## REQUIRED TASK A
Please extract the rows below from the start through the line containing "frequency-plan-name-label: Frequency Plan", both ends included, and copy each line unchanged.

## GIVEN PASSAGE
· · · · · · ·
What if i wanted to delete the rows. How would I do that with PHP and MYSQL. I have been looking for an answer to this for days.

Arvind Singh January 14, 2006

I want to select distinct record from any table . Which is the best method. (According to Performance)

Brian Moore January 16, 2006

if i have a table with 10 columns and one of the columns (column 2) contains some duplicates. I want to delete the whole row if it has a duplicate value in column 2. So if i encounter a value of "3" in the the second column in 3 rows in the table. My results should just be the entire row of one of the records. Is there any simple way of doing this?

Anonymous February 2, 2006

How would I select all of the information in the duplicate rows, kinda like (select * from table GROUP BY id HAVING ( COUNT(id) > 1 )). "Group BY" only allows one row to be selected instead of the whole row. Any suggestions? -thanks in advance!

david February 2, 2006

Hi I found my dups but how do I display the different columns (fields) of the duplicated records (ie:name, address, phone, etc). I tried to use "where exists" along with the count stmt but that displays all recs dave

Anonymous February 3, 2006

I have found a solution to my problem of displaying a record that has a duplicate and a count of how many exist. Here is the script: --select all fields literaly select empno,ename,job,mgr,hiredate,sal,comm,deptno, count(*) from tempemp --group by all fields literaly group by empno,ename,job,mgr,hiredate,sal,comm,deptno having count(*) > 1 order by count(*) desc,sal asc; I hope this helps someone else!

lalith February 9, 2006

I have two tables say A(m,p,n as elements) and B(q,r,m as elements), i want to print elements which are common in both tables in the following format element name Table name m A m B thanks for ur help

chat February 17, 2006

How to find out the SQL query that was used to create a view in DB2 Tx for the help in advance.

Brandon March 21, 2006

I wanted to find all fields which were duplicated X number of times in my database. Thanks to this post, I figured it out. Thanks! In fact, I went further and found not only the dupes, but just *how* duplicated they are. This's my query: SELECT field3, COUNT (field3) AS count FROM table2 GROUP BY field3 HAVING ( COUNT (field3) > 1) ORDER BY count DESC, field3 The results start with the entries duplicated the *most*, and continue on to the ones duplicated only twice. Anyway, yer post helped me out a lot, and next time I'm in New York, I ought to buy you a drink.

Milelr April 7, 2006

wiley, Obvously EVERYONE should RTFM. Here is what you want: SELECT field1, COUNT(*) FROM table GROUP BY field1; Remember to include any fields which you are SELECTing other than functions (in this case COUNT(*)) in the GROUP BY clause. That will take care of your "not a single group function" error.

Pvedi April 12, 2006

Select * from table1 Where KEY_ID IN (Select MIN(KEY_ID) FROM table1 Group by REPEATED FIELDS Having count(REPEATED FILEDS) > 1

prashant April 17, 2006

How to find out column name of the table by passing only field number to the procedure.
· · · · · · ·
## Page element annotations

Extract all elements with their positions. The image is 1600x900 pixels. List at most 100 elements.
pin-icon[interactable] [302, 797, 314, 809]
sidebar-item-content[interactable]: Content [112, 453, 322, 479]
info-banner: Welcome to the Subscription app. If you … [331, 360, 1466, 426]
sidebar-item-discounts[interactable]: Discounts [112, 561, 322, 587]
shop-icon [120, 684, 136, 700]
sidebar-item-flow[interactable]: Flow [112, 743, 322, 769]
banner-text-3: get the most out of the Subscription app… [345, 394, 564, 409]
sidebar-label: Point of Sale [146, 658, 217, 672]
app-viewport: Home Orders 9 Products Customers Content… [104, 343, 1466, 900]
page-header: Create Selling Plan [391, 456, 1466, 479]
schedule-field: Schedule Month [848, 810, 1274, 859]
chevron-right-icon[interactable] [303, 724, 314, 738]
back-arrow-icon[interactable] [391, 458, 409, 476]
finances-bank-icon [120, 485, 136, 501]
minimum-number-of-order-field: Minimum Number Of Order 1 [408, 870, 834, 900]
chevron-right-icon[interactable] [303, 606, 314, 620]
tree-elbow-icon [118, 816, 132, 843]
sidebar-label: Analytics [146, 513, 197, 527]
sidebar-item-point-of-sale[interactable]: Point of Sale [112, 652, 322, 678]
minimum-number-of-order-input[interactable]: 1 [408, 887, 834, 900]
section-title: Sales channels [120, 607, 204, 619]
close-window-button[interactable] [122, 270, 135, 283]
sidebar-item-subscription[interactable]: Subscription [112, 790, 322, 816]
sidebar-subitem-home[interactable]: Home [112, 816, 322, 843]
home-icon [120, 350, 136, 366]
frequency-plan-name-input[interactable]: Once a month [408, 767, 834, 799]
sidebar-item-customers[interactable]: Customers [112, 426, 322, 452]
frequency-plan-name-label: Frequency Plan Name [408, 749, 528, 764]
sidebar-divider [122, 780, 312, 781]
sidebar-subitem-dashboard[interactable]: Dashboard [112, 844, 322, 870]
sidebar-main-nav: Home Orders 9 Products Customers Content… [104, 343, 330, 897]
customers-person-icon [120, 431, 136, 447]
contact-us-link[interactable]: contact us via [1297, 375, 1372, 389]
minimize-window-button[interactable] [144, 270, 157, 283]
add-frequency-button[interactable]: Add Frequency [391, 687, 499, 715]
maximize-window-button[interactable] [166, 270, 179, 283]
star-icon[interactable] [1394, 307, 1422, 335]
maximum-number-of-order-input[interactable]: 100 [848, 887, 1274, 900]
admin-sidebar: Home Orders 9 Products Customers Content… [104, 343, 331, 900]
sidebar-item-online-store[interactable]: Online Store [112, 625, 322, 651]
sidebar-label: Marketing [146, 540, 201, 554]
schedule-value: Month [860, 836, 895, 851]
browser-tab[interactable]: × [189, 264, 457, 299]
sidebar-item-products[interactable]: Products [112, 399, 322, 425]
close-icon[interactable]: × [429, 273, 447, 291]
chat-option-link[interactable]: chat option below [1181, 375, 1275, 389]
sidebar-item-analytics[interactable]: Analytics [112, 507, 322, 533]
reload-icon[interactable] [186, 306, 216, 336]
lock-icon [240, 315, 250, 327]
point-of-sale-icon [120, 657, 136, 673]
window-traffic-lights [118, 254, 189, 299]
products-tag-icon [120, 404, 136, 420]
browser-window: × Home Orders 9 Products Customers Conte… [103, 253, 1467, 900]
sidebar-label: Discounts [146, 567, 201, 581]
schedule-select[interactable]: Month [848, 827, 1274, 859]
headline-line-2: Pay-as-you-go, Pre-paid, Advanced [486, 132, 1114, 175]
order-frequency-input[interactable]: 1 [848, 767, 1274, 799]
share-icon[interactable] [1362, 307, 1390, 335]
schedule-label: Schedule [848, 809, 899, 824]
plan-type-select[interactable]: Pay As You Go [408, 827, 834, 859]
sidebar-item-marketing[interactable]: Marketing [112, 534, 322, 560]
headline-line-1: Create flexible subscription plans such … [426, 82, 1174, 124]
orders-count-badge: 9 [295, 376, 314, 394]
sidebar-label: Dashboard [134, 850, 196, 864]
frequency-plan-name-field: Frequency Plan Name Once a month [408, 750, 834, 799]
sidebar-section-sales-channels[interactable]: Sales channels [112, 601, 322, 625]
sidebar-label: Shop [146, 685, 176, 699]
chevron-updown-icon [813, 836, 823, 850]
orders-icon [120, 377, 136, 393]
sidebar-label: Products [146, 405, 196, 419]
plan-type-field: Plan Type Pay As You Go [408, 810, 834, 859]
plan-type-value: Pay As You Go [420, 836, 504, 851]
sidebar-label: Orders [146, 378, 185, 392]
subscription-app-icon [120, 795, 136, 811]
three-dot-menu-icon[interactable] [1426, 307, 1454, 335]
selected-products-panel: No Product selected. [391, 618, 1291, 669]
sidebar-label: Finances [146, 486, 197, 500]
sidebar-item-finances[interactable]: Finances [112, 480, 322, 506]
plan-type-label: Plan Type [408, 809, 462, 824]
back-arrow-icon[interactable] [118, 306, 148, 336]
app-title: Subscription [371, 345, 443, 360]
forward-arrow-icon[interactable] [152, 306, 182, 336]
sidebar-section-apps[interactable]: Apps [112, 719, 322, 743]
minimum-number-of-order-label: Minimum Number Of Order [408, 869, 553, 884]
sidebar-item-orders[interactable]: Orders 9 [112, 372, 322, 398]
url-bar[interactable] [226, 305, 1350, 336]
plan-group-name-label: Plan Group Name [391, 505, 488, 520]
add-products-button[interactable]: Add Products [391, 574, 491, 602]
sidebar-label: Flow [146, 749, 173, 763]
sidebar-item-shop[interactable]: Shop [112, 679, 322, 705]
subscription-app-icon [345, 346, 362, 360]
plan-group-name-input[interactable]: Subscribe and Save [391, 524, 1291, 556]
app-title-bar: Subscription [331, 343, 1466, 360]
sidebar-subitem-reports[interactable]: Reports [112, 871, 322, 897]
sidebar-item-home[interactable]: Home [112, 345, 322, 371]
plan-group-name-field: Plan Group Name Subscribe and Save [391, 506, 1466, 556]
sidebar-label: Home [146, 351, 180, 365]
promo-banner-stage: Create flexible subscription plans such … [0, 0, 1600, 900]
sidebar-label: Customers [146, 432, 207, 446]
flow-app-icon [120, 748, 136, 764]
· · · · · · ·
## REQUIRED TASK B
In the forum thread above, which fields does Milelr say to include in the GROUP BY clause?

## EXERCISE SOLUTION A
Extract all elements with their positions. The image is 1600x900 pixels. List at most 100 elements.
pin-icon[interactable] [302, 797, 314, 809]
sidebar-item-content[interactable]: Content [112, 453, 322, 479]
info-banner: Welcome to the Subscription app. If you … [331, 360, 1466, 426]
sidebar-item-discounts[interactable]: Discounts [112, 561, 322, 587]
shop-icon [120, 684, 136, 700]
sidebar-item-flow[interactable]: Flow [112, 743, 322, 769]
banner-text-3: get the most out of the Subscription app… [345, 394, 564, 409]
sidebar-label: Point of Sale [146, 658, 217, 672]
app-viewport: Home Orders 9 Products Customers Content… [104, 343, 1466, 900]
page-header: Create Selling Plan [391, 456, 1466, 479]
schedule-field: Schedule Month [848, 810, 1274, 859]
chevron-right-icon[interactable] [303, 724, 314, 738]
back-arrow-icon[interactable] [391, 458, 409, 476]
finances-bank-icon [120, 485, 136, 501]
minimum-number-of-order-field: Minimum Number Of Order 1 [408, 870, 834, 900]
chevron-right-icon[interactable] [303, 606, 314, 620]
tree-elbow-icon [118, 816, 132, 843]
sidebar-label: Analytics [146, 513, 197, 527]
sidebar-item-point-of-sale[interactable]: Point of Sale [112, 652, 322, 678]
minimum-number-of-order-input[interactable]: 1 [408, 887, 834, 900]
section-title: Sales channels [120, 607, 204, 619]
close-window-button[interactable] [122, 270, 135, 283]
sidebar-item-subscription[interactable]: Subscription [112, 790, 322, 816]
sidebar-subitem-home[interactable]: Home [112, 816, 322, 843]
home-icon [120, 350, 136, 366]
frequency-plan-name-input[interactable]: Once a month [408, 767, 834, 799]
sidebar-item-customers[interactable]: Customers [112, 426, 322, 452]
frequency-plan-name-label: Frequency Plan Name [408, 749, 528, 764]

## EXERCISE SOLUTION B
Any fields being selected other than functions, such as COUNT(*).